Collection entries:
* * *
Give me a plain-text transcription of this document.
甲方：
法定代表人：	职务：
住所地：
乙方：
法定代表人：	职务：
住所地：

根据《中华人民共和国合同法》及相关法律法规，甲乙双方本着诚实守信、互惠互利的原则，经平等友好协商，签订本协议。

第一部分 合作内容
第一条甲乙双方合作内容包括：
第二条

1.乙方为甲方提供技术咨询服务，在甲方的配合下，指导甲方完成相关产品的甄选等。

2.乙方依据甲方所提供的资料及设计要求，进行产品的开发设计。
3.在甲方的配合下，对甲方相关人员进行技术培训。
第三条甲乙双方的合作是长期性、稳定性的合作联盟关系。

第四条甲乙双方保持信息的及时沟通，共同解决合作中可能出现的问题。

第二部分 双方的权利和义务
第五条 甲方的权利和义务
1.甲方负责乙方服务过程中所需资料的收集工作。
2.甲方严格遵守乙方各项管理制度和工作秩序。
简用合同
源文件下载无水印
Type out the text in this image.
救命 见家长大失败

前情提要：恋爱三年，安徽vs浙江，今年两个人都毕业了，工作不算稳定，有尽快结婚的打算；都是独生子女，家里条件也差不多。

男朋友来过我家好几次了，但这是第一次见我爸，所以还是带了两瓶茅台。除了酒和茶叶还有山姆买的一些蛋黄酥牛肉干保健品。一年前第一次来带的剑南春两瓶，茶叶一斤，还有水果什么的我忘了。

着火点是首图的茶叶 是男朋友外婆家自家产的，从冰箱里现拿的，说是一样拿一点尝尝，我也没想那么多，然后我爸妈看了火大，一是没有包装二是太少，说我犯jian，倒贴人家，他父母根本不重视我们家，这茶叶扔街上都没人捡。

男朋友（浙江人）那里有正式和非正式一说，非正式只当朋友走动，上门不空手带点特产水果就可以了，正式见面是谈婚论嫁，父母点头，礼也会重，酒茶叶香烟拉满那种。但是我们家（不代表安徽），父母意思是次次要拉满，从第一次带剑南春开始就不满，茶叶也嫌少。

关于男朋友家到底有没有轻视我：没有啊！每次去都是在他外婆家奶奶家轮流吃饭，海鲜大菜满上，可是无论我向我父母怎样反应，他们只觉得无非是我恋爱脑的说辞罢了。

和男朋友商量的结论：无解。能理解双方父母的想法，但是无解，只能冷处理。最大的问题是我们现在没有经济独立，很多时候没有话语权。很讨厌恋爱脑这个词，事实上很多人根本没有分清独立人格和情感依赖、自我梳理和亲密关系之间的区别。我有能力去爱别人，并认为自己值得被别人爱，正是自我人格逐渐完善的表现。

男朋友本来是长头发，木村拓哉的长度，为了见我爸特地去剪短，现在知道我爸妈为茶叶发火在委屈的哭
* * *
● What to produce
Reproduce the records above exactly.

● Correct output
Give me a plain-text transcription of this document.
甲方：
法定代表人：	职务：
住所地：
乙方：
法定代表人：	职务：
住所地：

根据《中华人民共和国合同法》及相关法律法规，甲乙双方本着诚实守信、互惠互利的原则，经平等友好协商，签订本协议。

第一部分 合作内容
第一条甲乙双方合作内容包括：
第二条

1.乙方为甲方提供技术咨询服务，在甲方的配合下，指导甲方完成相关产品的甄选等。

2.乙方依据甲方所提供的资料及设计要求，进行产品的开发设计。
3.在甲方的配合下，对甲方相关人员进行技术培训。
第三条甲乙双方的合作是长期性、稳定性的合作联盟关系。

第四条甲乙双方保持信息的及时沟通，共同解决合作中可能出现的问题。

第二部分 双方的权利和义务
第五条 甲方的权利和义务
1.甲方负责乙方服务过程中所需资料的收集工作。
2.甲方严格遵守乙方各项管理制度和工作秩序。
简用合同
源文件下载无水印
Type out the text in this image.
救命 见家长大失败

前情提要：恋爱三年，安徽vs浙江，今年两个人都毕业了，工作不算稳定，有尽快结婚的打算；都是独生子女，家里条件也差不多。

男朋友来过我家好几次了，但这是第一次见我爸，所以还是带了两瓶茅台。除了酒和茶叶还有山姆买的一些蛋黄酥牛肉干保健品。一年前第一次来带的剑南春两瓶，茶叶一斤，还有水果什么的我忘了。

着火点是首图的茶叶 是男朋友外婆家自家产的，从冰箱里现拿的，说是一样拿一点尝尝，我也没想那么多，然后我爸妈看了火大，一是没有包装二是太少，说我犯jian，倒贴人家，他父母根本不重视我们家，这茶叶扔街上都没人捡。

男朋友（浙江人）那里有正式和非正式一说，非正式只当朋友走动，上门不空手带点特产水果就可以了，正式见面是谈婚论嫁，父母点头，礼也会重，酒茶叶香烟拉满那种。但是我们家（不代表安徽），父母意思是次次要拉满，从第一次带剑南春开始就不满，茶叶也嫌少。

关于男朋友家到底有没有轻视我：没有啊！每次去都是在他外婆家奶奶家轮流吃饭，海鲜大菜满上，可是无论我向我父母怎样反应，他们只觉得无非是我恋爱脑的说辞罢了。

和男朋友商量的结论：无解。能理解双方父母的想法，但是无解，只能冷处理。最大的问题是我们现在没有经济独立，很多时候没有话语权。很讨厌恋爱脑这个词，事实上很多人根本没有分清独立人格和情感依赖、自我梳理和亲密关系之间的区别。我有能力去爱别人，并认为自己值得被别人爱，正是自我人格逐渐完善的表现。

男朋友本来是长头发，木村拓哉的长度，为了见我爸特地去剪短，现在知道我爸妈为茶叶发火在委屈的哭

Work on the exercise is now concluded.